### Written problem A
Transcribe the article on Libratus from "Understanding Libratus Algorithm" up to and including "will eventually converge.".

Libratus – The AI that Defeated Humans in the Game of Poker-阿里云开发者社区

Libratus and the "Unpopular" NIPS 2017 Best Thesis

Libratus is an artificial intelligence computer program designed to play poker, specifically no-limit Texas hold'em. Its creators, Professor Tuomas Sandholm and his student Noam Brown from CMU intend for it to be like other, non-Poker-specific applications.

In January 2017, Libratus took on four professional poker players, beating all of them handily and winning nearly all the chips in play. Then, in November of 2017, the paper co-authored by Noam Brown and Tuomas Sandholm, "Safe and Nested Endgame Solving for Imperfect-information Games", received the NIPS 2017 Best Thesis Award.

However, the thesis did not spark particularly passionate debate among Chinese AI experts. There are three possible reasons for the lack of enthusiasm:

Significant Amount of Mathematical Jargon: An entire section of the paper is completely occupied by definitions of mathematic symbols. Once the mathematic definitions ended, the rest of the paper is a lengthy proof of a theorem. The first time you read it, the thesis feels like an endless fog of mathematics.
Absence of a Popular Subject: Currently, the two hot-topics in the field of machine learning are deep learning and reinforcement learning. However, the main topics of this paper are Game Theory and operations research.
Methodology Versatility. Some readers are under the impression that one can only apply Libratus' algorithm to Texas hold'em, or at best could one can extend it to other board games. Readers feel that the algorithm has limited application prospects.

In November 8 2017, I had the opportunity to meet Professor Tuomas Sandholm at the AI World 2017 hosted by AI Era, where he delivered a keynote speech. Conversing over dinner, Professor Sandholm explained to me that, from the perspective of application, Libratus' algorithm does not restrict the application to only gambling. Users can use it for negotiations, auction pricing, investment decisions, and much more.

Image 1. November 8th, Tuomas Sandholm (middle) arrived at Beijing to attend AI World 2017. He is with the founder and CEO of AI Era Yang Jing (left) and the author of this article Dr. Deng Kan.

Understanding Libratus Algorithm Methodology

In terms of methodology, the Libratus algorithm is a combination of both Game Theory and operations research. Markov decision making process and dynamic planning comprise the theoretical foundation of reinforcement learning. Even though the sources are different, the two will eventually converge.

I believe that the collision of the Libratus algorithm with reinforcement learning and deep learning will be an amazing step forward for AI.
John Von Neumann once said, "Life is not like Go, where you can see all of the pieces on the board. Real life is full of bluffing, deception, and speculation about what is going on in the minds of others. This is the Game Theory that I study."

[Annotated element listings]

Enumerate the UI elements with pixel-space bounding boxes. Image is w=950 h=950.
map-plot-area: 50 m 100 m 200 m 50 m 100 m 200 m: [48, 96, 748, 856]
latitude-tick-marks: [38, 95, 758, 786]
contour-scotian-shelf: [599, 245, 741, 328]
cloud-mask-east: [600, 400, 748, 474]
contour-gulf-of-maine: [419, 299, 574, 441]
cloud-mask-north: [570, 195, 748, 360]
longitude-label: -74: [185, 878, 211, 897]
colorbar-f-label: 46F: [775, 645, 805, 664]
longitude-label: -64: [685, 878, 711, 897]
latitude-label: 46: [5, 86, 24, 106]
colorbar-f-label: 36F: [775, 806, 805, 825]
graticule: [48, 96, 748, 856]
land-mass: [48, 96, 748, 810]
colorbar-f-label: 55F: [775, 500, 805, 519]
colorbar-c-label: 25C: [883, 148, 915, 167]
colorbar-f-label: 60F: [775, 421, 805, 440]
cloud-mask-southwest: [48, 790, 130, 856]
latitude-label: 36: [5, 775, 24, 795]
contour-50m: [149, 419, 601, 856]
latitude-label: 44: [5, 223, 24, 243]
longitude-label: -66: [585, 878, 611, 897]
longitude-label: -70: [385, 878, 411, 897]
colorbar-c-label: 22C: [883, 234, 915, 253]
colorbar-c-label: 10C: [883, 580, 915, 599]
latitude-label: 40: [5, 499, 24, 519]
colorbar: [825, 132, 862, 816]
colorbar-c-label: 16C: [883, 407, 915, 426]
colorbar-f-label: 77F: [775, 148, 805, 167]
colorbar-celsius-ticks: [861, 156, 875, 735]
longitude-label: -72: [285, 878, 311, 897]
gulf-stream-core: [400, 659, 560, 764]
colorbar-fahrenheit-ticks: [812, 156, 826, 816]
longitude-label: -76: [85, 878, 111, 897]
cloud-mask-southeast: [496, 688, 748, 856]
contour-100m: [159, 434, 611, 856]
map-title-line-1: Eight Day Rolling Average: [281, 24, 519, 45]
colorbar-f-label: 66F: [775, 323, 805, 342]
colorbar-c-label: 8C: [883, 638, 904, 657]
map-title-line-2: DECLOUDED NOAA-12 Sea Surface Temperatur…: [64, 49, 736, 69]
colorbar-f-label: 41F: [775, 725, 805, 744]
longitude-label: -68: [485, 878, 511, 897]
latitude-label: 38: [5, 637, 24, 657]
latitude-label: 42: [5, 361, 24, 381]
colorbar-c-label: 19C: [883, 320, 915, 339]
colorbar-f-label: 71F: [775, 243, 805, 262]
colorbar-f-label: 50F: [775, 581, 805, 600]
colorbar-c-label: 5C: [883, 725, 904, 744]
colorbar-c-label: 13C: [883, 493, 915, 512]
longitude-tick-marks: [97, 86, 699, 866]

### Written problem B
Change "cloud-mask-north" to "cloud-mask-upper" in the records, from the first line up to and including the line with "longitude-label: -74: [185, 878, 211, 897]", and give back only those lines with nothing else altered.

### Full response A
Understanding Libratus Algorithm Methodology

In terms of methodology, the Libratus algorithm is a combination of both Game Theory and operations research. Markov decision making process and dynamic planning comprise the theoretical foundation of reinforcement learning. Even though the sources are different, the two will eventually converge.

### Full response B
Enumerate the UI elements with pixel-space bounding boxes. Image is w=950 h=950.
map-plot-area: 50 m 100 m 200 m 50 m 100 m 200 m: [48, 96, 748, 856]
latitude-tick-marks: [38, 95, 758, 786]
contour-scotian-shelf: [599, 245, 741, 328]
cloud-mask-east: [600, 400, 748, 474]
contour-gulf-of-maine: [419, 299, 574, 441]
cloud-mask-upper: [570, 195, 748, 360]
longitude-label: -74: [185, 878, 211, 897]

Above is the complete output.